Across the entries below, how many lines contain the string "text"? Give only the count.

Items from a dataset:
_ _ _ _

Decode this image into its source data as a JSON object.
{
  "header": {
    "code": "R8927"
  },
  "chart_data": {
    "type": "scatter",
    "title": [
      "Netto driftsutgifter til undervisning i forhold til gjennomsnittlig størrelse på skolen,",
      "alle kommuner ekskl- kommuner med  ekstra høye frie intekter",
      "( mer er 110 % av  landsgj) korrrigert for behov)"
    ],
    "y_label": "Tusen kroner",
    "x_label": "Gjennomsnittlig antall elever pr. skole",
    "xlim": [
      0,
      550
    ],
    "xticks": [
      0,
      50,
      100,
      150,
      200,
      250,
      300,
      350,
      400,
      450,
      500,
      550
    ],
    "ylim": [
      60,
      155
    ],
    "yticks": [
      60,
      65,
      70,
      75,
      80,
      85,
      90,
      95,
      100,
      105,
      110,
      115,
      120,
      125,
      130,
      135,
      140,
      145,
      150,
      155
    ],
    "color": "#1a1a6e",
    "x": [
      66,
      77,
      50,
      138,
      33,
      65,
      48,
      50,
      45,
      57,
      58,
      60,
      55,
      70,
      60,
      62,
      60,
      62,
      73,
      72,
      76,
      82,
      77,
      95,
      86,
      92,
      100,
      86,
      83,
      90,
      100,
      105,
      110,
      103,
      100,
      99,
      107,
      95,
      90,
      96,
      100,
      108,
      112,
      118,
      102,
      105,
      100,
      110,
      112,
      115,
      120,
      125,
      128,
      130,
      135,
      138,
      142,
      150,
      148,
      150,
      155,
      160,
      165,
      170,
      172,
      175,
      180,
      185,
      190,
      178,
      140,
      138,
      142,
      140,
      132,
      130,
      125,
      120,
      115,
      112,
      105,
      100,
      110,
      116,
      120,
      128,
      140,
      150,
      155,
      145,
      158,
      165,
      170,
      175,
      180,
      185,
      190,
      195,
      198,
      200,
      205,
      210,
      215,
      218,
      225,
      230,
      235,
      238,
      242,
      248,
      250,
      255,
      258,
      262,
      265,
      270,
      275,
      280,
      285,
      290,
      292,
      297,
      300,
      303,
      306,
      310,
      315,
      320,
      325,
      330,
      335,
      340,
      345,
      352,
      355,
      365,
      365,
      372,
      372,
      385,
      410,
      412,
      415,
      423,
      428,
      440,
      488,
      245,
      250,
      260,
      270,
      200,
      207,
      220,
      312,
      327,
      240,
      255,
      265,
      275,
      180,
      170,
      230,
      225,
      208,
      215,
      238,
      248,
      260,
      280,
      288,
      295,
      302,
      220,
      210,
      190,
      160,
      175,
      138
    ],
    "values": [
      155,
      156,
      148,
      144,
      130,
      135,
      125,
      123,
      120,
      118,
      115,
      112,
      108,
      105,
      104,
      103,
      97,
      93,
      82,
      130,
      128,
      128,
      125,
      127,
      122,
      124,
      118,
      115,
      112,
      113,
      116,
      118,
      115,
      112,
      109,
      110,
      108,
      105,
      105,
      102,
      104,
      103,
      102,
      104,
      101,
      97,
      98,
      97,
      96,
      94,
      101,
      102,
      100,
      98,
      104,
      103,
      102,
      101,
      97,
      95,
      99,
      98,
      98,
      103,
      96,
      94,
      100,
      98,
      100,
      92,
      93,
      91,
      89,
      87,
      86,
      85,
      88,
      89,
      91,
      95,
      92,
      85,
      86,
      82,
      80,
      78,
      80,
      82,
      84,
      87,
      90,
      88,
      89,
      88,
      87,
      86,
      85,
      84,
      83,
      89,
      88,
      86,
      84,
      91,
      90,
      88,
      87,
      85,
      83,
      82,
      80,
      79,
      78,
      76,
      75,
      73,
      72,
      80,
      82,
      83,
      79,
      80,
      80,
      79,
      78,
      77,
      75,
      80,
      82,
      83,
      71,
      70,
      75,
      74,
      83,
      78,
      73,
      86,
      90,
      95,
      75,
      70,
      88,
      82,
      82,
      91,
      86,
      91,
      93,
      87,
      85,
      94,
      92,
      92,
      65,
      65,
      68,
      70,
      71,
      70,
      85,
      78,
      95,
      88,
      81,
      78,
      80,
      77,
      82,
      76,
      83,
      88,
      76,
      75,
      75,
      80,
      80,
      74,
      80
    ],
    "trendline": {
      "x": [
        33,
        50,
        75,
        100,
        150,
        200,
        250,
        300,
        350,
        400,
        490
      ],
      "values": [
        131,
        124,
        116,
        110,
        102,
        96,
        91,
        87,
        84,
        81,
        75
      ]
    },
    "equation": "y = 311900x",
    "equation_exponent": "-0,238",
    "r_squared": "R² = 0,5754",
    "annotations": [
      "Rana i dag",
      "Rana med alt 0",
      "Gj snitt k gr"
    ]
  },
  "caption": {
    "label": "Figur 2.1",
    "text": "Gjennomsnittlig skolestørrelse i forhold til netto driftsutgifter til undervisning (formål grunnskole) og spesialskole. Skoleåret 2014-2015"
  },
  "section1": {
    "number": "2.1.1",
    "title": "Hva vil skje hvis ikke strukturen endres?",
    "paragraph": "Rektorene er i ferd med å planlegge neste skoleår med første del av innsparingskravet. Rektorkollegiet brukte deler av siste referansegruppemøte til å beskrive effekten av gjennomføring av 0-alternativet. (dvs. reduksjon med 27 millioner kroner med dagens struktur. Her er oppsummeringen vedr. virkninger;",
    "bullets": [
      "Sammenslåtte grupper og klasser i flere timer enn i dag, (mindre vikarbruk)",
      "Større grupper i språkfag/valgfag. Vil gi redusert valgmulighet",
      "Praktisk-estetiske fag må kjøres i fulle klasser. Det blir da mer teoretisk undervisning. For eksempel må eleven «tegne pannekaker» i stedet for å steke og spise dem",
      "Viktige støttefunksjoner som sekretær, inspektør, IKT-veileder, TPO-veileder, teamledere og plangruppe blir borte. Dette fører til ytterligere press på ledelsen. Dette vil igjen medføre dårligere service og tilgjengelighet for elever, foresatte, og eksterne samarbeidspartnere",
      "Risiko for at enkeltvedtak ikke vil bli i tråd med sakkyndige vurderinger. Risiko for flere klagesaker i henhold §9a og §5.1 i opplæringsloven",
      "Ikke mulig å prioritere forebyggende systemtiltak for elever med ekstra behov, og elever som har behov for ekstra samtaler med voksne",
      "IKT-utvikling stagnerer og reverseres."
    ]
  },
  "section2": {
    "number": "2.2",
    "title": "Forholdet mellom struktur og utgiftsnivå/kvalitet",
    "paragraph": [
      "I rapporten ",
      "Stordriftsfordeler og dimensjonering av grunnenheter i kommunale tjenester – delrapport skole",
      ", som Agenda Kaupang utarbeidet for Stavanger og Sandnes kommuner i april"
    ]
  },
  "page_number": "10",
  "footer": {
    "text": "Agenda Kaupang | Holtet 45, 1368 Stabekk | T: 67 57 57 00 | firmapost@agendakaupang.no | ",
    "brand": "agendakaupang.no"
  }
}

_ _ _ _

> **Correct response**:
2